*Goal of the exercise*.
Every entry must be echoed exactly.

*Records for this exercise*.
--- BEGIN ---
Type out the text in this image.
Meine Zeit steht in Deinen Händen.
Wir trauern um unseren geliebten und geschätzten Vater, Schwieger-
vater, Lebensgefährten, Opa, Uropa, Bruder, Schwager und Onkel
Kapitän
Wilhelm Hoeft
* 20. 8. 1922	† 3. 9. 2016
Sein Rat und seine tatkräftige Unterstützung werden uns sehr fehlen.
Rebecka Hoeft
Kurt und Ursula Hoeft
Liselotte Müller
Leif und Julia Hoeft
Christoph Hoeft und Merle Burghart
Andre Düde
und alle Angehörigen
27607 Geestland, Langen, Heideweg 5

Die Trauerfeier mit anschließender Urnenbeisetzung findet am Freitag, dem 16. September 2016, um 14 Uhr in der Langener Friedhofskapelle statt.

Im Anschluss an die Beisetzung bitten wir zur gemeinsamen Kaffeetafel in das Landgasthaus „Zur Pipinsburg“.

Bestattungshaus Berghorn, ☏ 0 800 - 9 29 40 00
--- END ---
*Reply to the task*.
Type out the text in this image.
Meine Zeit steht in Deinen Händen.
Wir trauern um unseren geliebten und geschätzten Vater, Schwieger-
vater, Lebensgefährten, Opa, Uropa, Bruder, Schwager und Onkel
Kapitän
Wilhelm Hoeft
* 20. 8. 1922	† 3. 9. 2016
Sein Rat und seine tatkräftige Unterstützung werden uns sehr fehlen.
Rebecka Hoeft
Kurt und Ursula Hoeft
Liselotte Müller
Leif und Julia Hoeft
Christoph Hoeft und Merle Burghart
Andre Düde
und alle Angehörigen
27607 Geestland, Langen, Heideweg 5

Die Trauerfeier mit anschließender Urnenbeisetzung findet am Freitag, dem 16. September 2016, um 14 Uhr in der Langener Friedhofskapelle statt.

Im Anschluss an die Beisetzung bitten wir zur gemeinsamen Kaffeetafel in das Landgasthaus „Zur Pipinsburg“.

Bestattungshaus Berghorn, ☏ 0 800 - 9 29 40 00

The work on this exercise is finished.